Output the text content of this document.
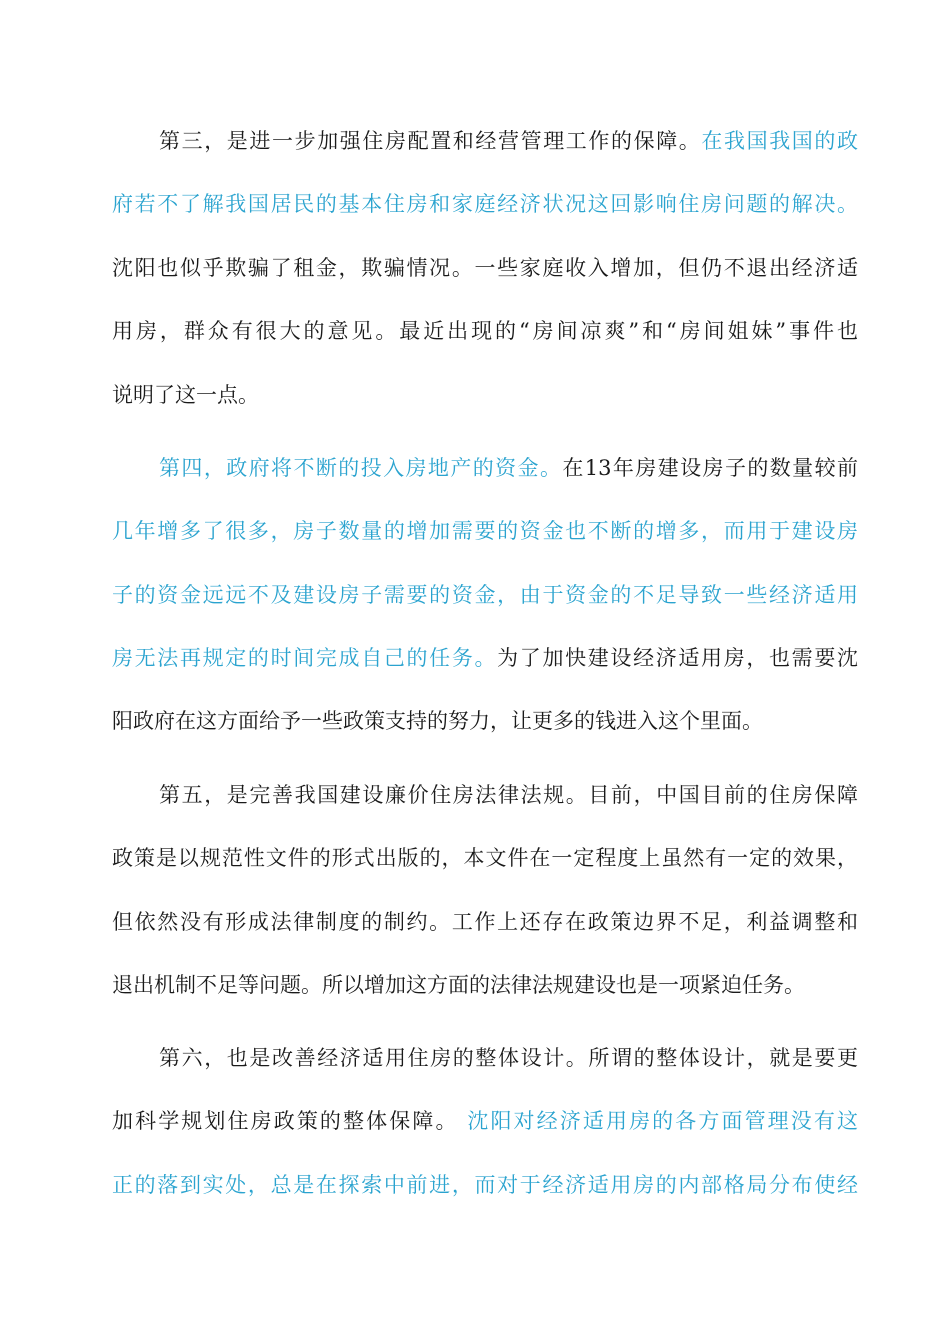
第三，是进一步加强住房配置和经营管理工作的保障。在我国我国的政
府若不了解我国居民的基本住房和家庭经济状况这回影响住房问题的解决。
沈阳也似乎欺骗了租金，欺骗情况。一些家庭收入增加，但仍不退出经济适
用房，群众有很大的意见。最近出现的“房间凉爽”和“房间姐妹”事件也
说明了这一点。
第四，政府将不断的投入房地产的资金。在13年房建设房子的数量较前
几年增多了很多，房子数量的增加需要的资金也不断的增多，而用于建设房
子的资金远远不及建设房子需要的资金，由于资金的不足导致一些经济适用
房无法再规定的时间完成自己的任务。为了加快建设经济适用房，也需要沈
阳政府在这方面给予一些政策支持的努力，让更多的钱进入这个里面。
第五，是完善我国建设廉价住房法律法规。目前，中国目前的住房保障
政策是以规范性文件的形式出版的，本文件在一定程度上虽然有一定的效果，
但依然没有形成法律制度的制约。工作上还存在政策边界不足，利益调整和
退出机制不足等问题。所以增加这方面的法律法规建设也是一项紧迫任务。
第六，也是改善经济适用住房的整体设计。所谓的整体设计，就是要更
加科学规划住房政策的整体保障。 沈阳对经济适用房的各方面管理没有这
正的落到实处，总是在探索中前进，而对于经济适用房的内部格局分布使经
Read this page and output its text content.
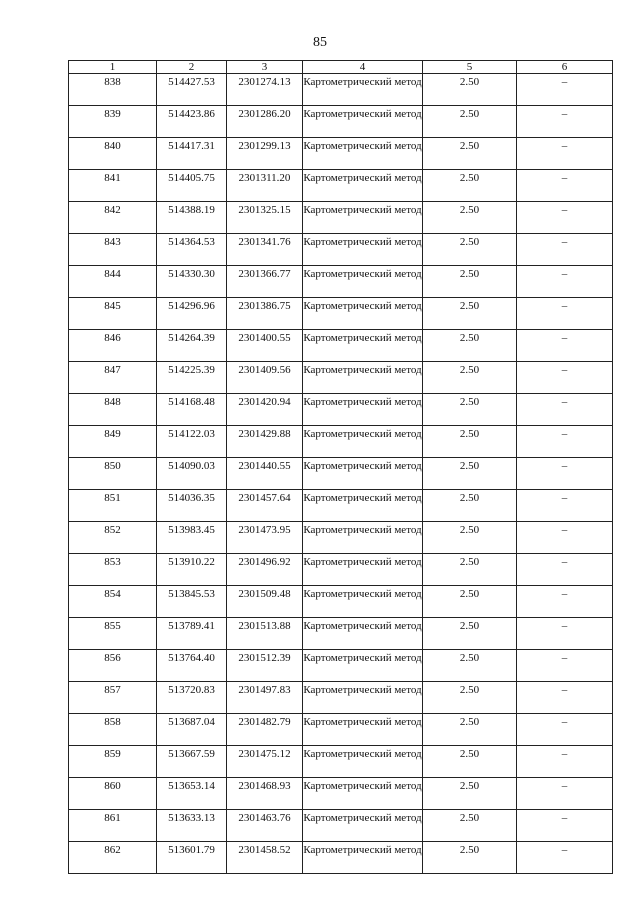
85
1	2	3	4	5	6
838	514427.53	2301274.13	Картометрический метод	2.50	–
839	514423.86	2301286.20	Картометрический метод	2.50	–
840	514417.31	2301299.13	Картометрический метод	2.50	–
841	514405.75	2301311.20	Картометрический метод	2.50	–
842	514388.19	2301325.15	Картометрический метод	2.50	–
843	514364.53	2301341.76	Картометрический метод	2.50	–
844	514330.30	2301366.77	Картометрический метод	2.50	–
845	514296.96	2301386.75	Картометрический метод	2.50	–
846	514264.39	2301400.55	Картометрический метод	2.50	–
847	514225.39	2301409.56	Картометрический метод	2.50	–
848	514168.48	2301420.94	Картометрический метод	2.50	–
849	514122.03	2301429.88	Картометрический метод	2.50	–
850	514090.03	2301440.55	Картометрический метод	2.50	–
851	514036.35	2301457.64	Картометрический метод	2.50	–
852	513983.45	2301473.95	Картометрический метод	2.50	–
853	513910.22	2301496.92	Картометрический метод	2.50	–
854	513845.53	2301509.48	Картометрический метод	2.50	–
855	513789.41	2301513.88	Картометрический метод	2.50	–
856	513764.40	2301512.39	Картометрический метод	2.50	–
857	513720.83	2301497.83	Картометрический метод	2.50	–
858	513687.04	2301482.79	Картометрический метод	2.50	–
859	513667.59	2301475.12	Картометрический метод	2.50	–
860	513653.14	2301468.93	Картометрический метод	2.50	–
861	513633.13	2301463.76	Картометрический метод	2.50	–
862	513601.79	2301458.52	Картометрический метод	2.50	–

********

(Task directions):
Copy the lines from the entries above in which the word "content" appears.

(The reply):
Output the text content of this document.
Read this page and output its text content.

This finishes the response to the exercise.